TASK REQUIREMENTS
Print the data exactly, leaving nothing out.

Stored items

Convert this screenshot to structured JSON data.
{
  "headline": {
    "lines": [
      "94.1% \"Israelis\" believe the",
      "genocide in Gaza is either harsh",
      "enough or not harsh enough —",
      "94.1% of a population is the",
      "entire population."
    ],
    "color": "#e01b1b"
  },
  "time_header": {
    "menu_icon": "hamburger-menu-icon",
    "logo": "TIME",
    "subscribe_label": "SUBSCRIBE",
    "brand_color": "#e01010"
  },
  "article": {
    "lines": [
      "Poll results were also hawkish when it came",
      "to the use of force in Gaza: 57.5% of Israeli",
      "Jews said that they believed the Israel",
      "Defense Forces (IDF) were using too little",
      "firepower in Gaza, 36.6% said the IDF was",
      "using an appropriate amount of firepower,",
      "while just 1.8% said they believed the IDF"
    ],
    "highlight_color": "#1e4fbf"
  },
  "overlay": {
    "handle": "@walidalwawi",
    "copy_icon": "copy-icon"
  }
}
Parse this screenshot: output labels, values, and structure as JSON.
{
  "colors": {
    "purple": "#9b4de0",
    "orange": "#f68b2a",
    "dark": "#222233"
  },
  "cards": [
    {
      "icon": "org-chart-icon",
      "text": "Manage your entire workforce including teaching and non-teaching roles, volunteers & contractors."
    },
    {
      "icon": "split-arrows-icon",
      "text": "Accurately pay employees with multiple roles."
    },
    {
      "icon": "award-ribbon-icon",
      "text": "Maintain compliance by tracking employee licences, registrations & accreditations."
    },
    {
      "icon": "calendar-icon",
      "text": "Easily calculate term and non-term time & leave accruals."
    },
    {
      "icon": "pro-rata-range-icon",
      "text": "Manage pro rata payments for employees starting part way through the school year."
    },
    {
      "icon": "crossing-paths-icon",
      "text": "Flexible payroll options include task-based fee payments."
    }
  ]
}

FULL SOLUTION
Convert this screenshot to structured JSON data.
{
  "headline": {
    "lines": [
      "94.1% \"Israelis\" believe the",
      "genocide in Gaza is either harsh",
      "enough or not harsh enough —",
      "94.1% of a population is the",
      "entire population."
    ],
    "color": "#e01b1b"
  },
  "time_header": {
    "menu_icon": "hamburger-menu-icon",
    "logo": "TIME",
    "subscribe_label": "SUBSCRIBE",
    "brand_color": "#e01010"
  },
  "article": {
    "lines": [
      "Poll results were also hawkish when it came",
      "to the use of force in Gaza: 57.5% of Israeli",
      "Jews said that they believed the Israel",
      "Defense Forces (IDF) were using too little",
      "firepower in Gaza, 36.6% said the IDF was",
      "using an appropriate amount of firepower,",
      "while just 1.8% said they believed the IDF"
    ],
    "highlight_color": "#1e4fbf"
  },
  "overlay": {
    "handle": "@walidalwawi",
    "copy_icon": "copy-icon"
  }
}
Parse this screenshot: output labels, values, and structure as JSON.
{
  "colors": {
    "purple": "#9b4de0",
    "orange": "#f68b2a",
    "dark": "#222233"
  },
  "cards": [
    {
      "icon": "org-chart-icon",
      "text": "Manage your entire workforce including teaching and non-teaching roles, volunteers & contractors."
    },
    {
      "icon": "split-arrows-icon",
      "text": "Accurately pay employees with multiple roles."
    },
    {
      "icon": "award-ribbon-icon",
      "text": "Maintain compliance by tracking employee licences, registrations & accreditations."
    },
    {
      "icon": "calendar-icon",
      "text": "Easily calculate term and non-term time & leave accruals."
    },
    {
      "icon": "pro-rata-range-icon",
      "text": "Manage pro rata payments for employees starting part way through the school year."
    },
    {
      "icon": "crossing-paths-icon",
      "text": "Flexible payroll options include task-based fee payments."
    }
  ]
}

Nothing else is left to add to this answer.